> **TASK OBJECTIVE**:
Write out the whole listing exactly as it stands.
[START OF RECORD EXTRACTS]
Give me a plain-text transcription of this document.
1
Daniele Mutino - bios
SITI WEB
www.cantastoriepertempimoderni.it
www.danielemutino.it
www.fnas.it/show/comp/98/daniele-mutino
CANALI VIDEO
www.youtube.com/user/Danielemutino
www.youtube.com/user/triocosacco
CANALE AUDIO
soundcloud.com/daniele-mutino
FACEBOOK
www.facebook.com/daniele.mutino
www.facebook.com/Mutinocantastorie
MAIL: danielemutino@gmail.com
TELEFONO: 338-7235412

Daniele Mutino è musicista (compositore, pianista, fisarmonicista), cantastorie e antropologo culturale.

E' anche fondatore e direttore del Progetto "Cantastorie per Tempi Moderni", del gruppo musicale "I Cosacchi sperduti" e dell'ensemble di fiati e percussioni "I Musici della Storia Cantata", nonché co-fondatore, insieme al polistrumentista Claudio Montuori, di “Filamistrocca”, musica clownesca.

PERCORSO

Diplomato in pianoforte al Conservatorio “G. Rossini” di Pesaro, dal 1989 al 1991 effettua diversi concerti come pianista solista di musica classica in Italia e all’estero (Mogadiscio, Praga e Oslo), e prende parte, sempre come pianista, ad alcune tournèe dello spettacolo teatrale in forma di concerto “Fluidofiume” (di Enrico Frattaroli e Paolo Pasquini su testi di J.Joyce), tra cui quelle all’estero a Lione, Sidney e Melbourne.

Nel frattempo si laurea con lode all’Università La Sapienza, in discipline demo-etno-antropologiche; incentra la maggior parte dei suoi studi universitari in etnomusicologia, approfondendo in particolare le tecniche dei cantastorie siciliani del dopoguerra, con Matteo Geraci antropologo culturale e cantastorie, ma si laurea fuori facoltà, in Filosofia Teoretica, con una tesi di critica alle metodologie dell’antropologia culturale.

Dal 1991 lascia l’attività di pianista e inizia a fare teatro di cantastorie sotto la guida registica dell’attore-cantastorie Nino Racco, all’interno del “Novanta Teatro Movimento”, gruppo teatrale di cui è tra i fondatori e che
[END OF RECORD EXTRACTS]
> **RESULT OF THIS EXERCISE**:
Give me a plain-text transcription of this document.
1
Daniele Mutino - bios
SITI WEB
www.cantastoriepertempimoderni.it
www.danielemutino.it
www.fnas.it/show/comp/98/daniele-mutino
CANALI VIDEO
www.youtube.com/user/Danielemutino
www.youtube.com/user/triocosacco
CANALE AUDIO
soundcloud.com/daniele-mutino
FACEBOOK
www.facebook.com/daniele.mutino
www.facebook.com/Mutinocantastorie
MAIL: danielemutino@gmail.com
TELEFONO: 338-7235412

Daniele Mutino è musicista (compositore, pianista, fisarmonicista), cantastorie e antropologo culturale.

E' anche fondatore e direttore del Progetto "Cantastorie per Tempi Moderni", del gruppo musicale "I Cosacchi sperduti" e dell'ensemble di fiati e percussioni "I Musici della Storia Cantata", nonché co-fondatore, insieme al polistrumentista Claudio Montuori, di “Filamistrocca”, musica clownesca.

PERCORSO

Diplomato in pianoforte al Conservatorio “G. Rossini” di Pesaro, dal 1989 al 1991 effettua diversi concerti come pianista solista di musica classica in Italia e all’estero (Mogadiscio, Praga e Oslo), e prende parte, sempre come pianista, ad alcune tournèe dello spettacolo teatrale in forma di concerto “Fluidofiume” (di Enrico Frattaroli e Paolo Pasquini su testi di J.Joyce), tra cui quelle all’estero a Lione, Sidney e Melbourne.

Nel frattempo si laurea con lode all’Università La Sapienza, in discipline demo-etno-antropologiche; incentra la maggior parte dei suoi studi universitari in etnomusicologia, approfondendo in particolare le tecniche dei cantastorie siciliani del dopoguerra, con Matteo Geraci antropologo culturale e cantastorie, ma si laurea fuori facoltà, in Filosofia Teoretica, con una tesi di critica alle metodologie dell’antropologia culturale.

Dal 1991 lascia l’attività di pianista e inizia a fare teatro di cantastorie sotto la guida registica dell’attore-cantastorie Nino Racco, all’interno del “Novanta Teatro Movimento”, gruppo teatrale di cui è tra i fondatori e che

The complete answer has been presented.